***** Material for this task

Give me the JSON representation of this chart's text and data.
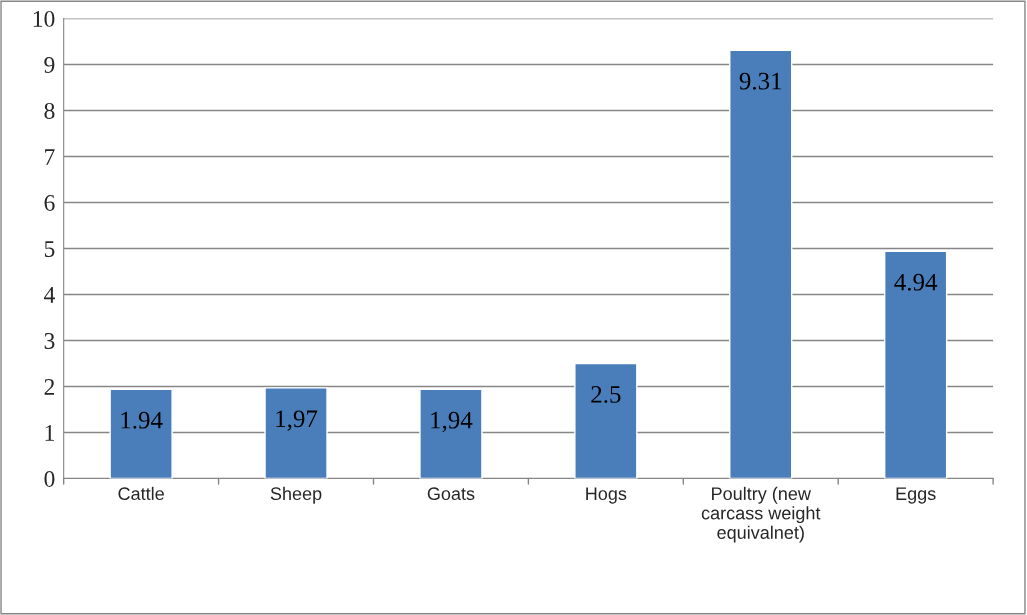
{
  "chart_data": {
    "type": "bar",
    "categories": [
      "Cattle",
      "Sheep",
      "Goats",
      "Hogs",
      "Poultry (new\ncarcass weight\nequivalnet)",
      "Eggs"
    ],
    "values": [
      1.94,
      1.97,
      1.94,
      2.5,
      9.31,
      4.94
    ],
    "value_labels": [
      "1.94",
      "1,97",
      "1,94",
      "2.5",
      "9.31",
      "4.94"
    ],
    "color": "#4a7ebb",
    "ylim": [
      0,
      10
    ],
    "yticks": [
      0,
      1,
      2,
      3,
      4,
      5,
      6,
      7,
      8,
      9,
      10
    ],
    "grid": "y"
  }
}
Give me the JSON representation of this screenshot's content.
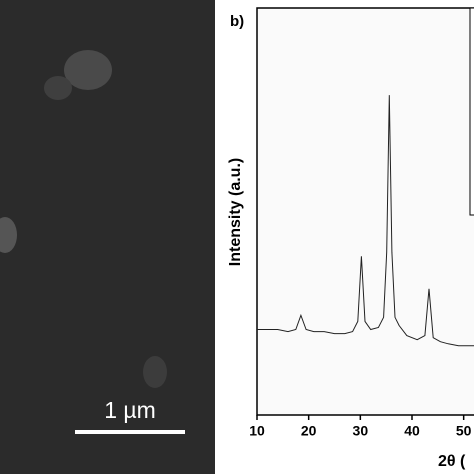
{
  "sem_panel": {
    "scale_bar_label": "1 µm"
  },
  "chart_data": {
    "type": "line",
    "panel_label": "b)",
    "y_label": "Intensity (a.u.)",
    "x_label": "2θ (",
    "x": [
      10,
      12,
      14,
      16,
      17.5,
      18.5,
      19.5,
      21,
      23,
      25,
      27,
      28.5,
      29.5,
      30.2,
      30.9,
      32,
      33.5,
      34.5,
      35.1,
      35.6,
      36.1,
      36.7,
      37.5,
      39,
      41,
      42.5,
      43.3,
      44.1,
      45.5,
      47,
      49,
      50.5,
      52
    ],
    "values": [
      21,
      21,
      21,
      20.5,
      21,
      24.5,
      21,
      20.5,
      20.5,
      20,
      20,
      20.5,
      23,
      39,
      23,
      21,
      21.5,
      24,
      40,
      78.6,
      40,
      24,
      22,
      19.5,
      18.5,
      19.5,
      31,
      19,
      18,
      17.5,
      17,
      17,
      17
    ],
    "color": "#222222",
    "xlim": [
      10,
      52
    ],
    "ylim": [
      0,
      100
    ],
    "xticks": [
      10,
      20,
      30,
      40,
      50
    ]
  }
}
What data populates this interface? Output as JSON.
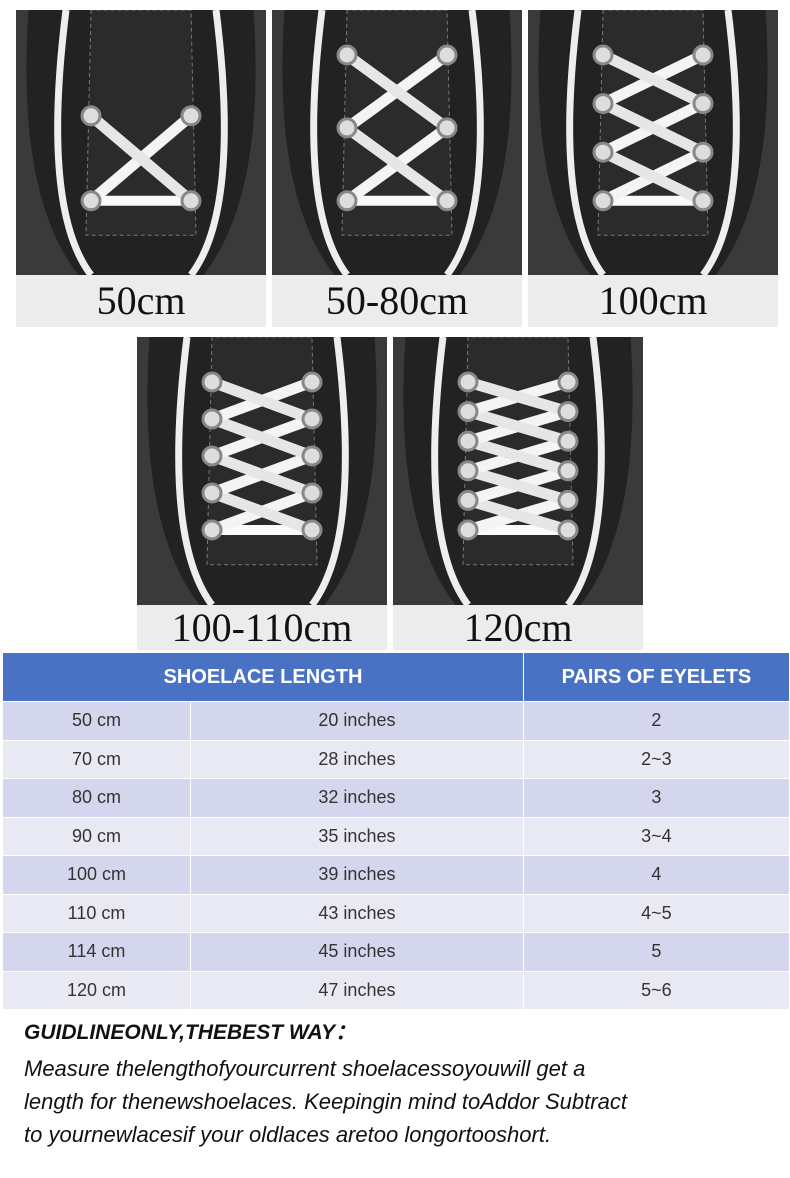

**********

Stated problem –
Going through the records above, state how many lines carry "representation", with no other text.

Written solution –
2